* _DATASET RECORDS_:

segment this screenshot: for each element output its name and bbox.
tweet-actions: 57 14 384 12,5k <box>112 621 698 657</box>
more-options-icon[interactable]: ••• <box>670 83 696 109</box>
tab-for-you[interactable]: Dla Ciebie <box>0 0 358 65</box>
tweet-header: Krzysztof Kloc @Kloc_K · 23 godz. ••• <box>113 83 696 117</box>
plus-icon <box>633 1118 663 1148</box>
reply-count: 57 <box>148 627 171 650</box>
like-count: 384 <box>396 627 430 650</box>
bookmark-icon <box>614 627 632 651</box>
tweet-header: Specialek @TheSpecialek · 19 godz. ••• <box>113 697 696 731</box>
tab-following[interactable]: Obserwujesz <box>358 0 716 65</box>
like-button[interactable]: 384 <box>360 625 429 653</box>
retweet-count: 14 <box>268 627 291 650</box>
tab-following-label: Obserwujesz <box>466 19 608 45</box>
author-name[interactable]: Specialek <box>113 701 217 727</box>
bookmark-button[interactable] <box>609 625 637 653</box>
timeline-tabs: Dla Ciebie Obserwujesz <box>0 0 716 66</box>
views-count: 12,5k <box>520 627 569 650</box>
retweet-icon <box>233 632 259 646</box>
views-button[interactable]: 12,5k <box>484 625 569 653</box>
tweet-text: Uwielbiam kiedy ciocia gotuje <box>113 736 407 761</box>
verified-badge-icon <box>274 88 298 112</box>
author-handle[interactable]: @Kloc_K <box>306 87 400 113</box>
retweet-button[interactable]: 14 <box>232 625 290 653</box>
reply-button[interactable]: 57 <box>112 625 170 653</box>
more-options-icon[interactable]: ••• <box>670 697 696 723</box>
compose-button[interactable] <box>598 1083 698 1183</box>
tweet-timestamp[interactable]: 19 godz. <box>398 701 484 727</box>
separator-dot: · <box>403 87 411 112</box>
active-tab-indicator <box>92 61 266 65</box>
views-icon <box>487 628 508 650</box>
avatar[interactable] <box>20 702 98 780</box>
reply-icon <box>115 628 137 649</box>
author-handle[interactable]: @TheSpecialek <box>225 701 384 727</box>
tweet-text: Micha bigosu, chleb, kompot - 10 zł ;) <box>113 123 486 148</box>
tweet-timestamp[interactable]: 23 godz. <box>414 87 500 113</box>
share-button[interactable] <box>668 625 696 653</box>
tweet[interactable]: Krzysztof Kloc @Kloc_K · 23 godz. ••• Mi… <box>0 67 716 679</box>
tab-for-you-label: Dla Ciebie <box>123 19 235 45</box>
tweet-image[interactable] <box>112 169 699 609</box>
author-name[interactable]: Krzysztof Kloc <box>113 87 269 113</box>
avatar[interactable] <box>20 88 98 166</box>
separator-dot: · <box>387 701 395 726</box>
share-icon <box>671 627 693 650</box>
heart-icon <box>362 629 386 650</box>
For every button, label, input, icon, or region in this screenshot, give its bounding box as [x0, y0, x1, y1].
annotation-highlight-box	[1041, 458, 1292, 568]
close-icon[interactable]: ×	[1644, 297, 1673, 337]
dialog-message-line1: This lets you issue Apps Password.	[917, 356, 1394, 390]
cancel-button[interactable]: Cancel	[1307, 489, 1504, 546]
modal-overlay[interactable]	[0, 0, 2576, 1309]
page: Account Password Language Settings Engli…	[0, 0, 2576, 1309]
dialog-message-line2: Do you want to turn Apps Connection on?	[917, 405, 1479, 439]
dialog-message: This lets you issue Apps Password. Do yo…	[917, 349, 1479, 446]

* _EXERCISE BRIEF_: Copy all of the material above line for line, changing nothing.

* _RESULT_:
segment this screenshot: for each element output its name and bbox.
tweet-actions: 57 14 384 12,5k <box>112 621 698 657</box>
more-options-icon[interactable]: ••• <box>670 83 696 109</box>
tab-for-you[interactable]: Dla Ciebie <box>0 0 358 65</box>
tweet-header: Krzysztof Kloc @Kloc_K · 23 godz. ••• <box>113 83 696 117</box>
plus-icon <box>633 1118 663 1148</box>
reply-count: 57 <box>148 627 171 650</box>
like-count: 384 <box>396 627 430 650</box>
bookmark-icon <box>614 627 632 651</box>
tweet-header: Specialek @TheSpecialek · 19 godz. ••• <box>113 697 696 731</box>
tab-following[interactable]: Obserwujesz <box>358 0 716 65</box>
like-button[interactable]: 384 <box>360 625 429 653</box>
retweet-count: 14 <box>268 627 291 650</box>
tab-following-label: Obserwujesz <box>466 19 608 45</box>
author-name[interactable]: Specialek <box>113 701 217 727</box>
bookmark-button[interactable] <box>609 625 637 653</box>
timeline-tabs: Dla Ciebie Obserwujesz <box>0 0 716 66</box>
views-count: 12,5k <box>520 627 569 650</box>
retweet-icon <box>233 632 259 646</box>
views-button[interactable]: 12,5k <box>484 625 569 653</box>
tweet-text: Uwielbiam kiedy ciocia gotuje <box>113 736 407 761</box>
verified-badge-icon <box>274 88 298 112</box>
author-handle[interactable]: @Kloc_K <box>306 87 400 113</box>
retweet-button[interactable]: 14 <box>232 625 290 653</box>
reply-button[interactable]: 57 <box>112 625 170 653</box>
more-options-icon[interactable]: ••• <box>670 697 696 723</box>
compose-button[interactable] <box>598 1083 698 1183</box>
tweet-timestamp[interactable]: 19 godz. <box>398 701 484 727</box>
separator-dot: · <box>403 87 411 112</box>
active-tab-indicator <box>92 61 266 65</box>
views-icon <box>487 628 508 650</box>
avatar[interactable] <box>20 702 98 780</box>
reply-icon <box>115 628 137 649</box>
author-handle[interactable]: @TheSpecialek <box>225 701 384 727</box>
tweet-text: Micha bigosu, chleb, kompot - 10 zł ;) <box>113 123 486 148</box>
tweet-timestamp[interactable]: 23 godz. <box>414 87 500 113</box>
share-button[interactable] <box>668 625 696 653</box>
tweet[interactable]: Krzysztof Kloc @Kloc_K · 23 godz. ••• Mi… <box>0 67 716 679</box>
tab-for-you-label: Dla Ciebie <box>123 19 235 45</box>
tweet-image[interactable] <box>112 169 699 609</box>
author-name[interactable]: Krzysztof Kloc <box>113 87 269 113</box>
avatar[interactable] <box>20 88 98 166</box>
separator-dot: · <box>387 701 395 726</box>
share-icon <box>671 627 693 650</box>
heart-icon <box>362 629 386 650</box>
For every button, label, input, icon, or region in this screenshot, give its bounding box as [x0, y0, x1, y1].
annotation-highlight-box	[1041, 458, 1292, 568]
close-icon[interactable]: ×	[1644, 297, 1673, 337]
dialog-message-line1: This lets you issue Apps Password.	[917, 356, 1394, 390]
cancel-button[interactable]: Cancel	[1307, 489, 1504, 546]
modal-overlay[interactable]	[0, 0, 2576, 1309]
page: Account Password Language Settings Engli…	[0, 0, 2576, 1309]
dialog-message-line2: Do you want to turn Apps Connection on?	[917, 405, 1479, 439]
dialog-message: This lets you issue Apps Password. Do yo…	[917, 349, 1479, 446]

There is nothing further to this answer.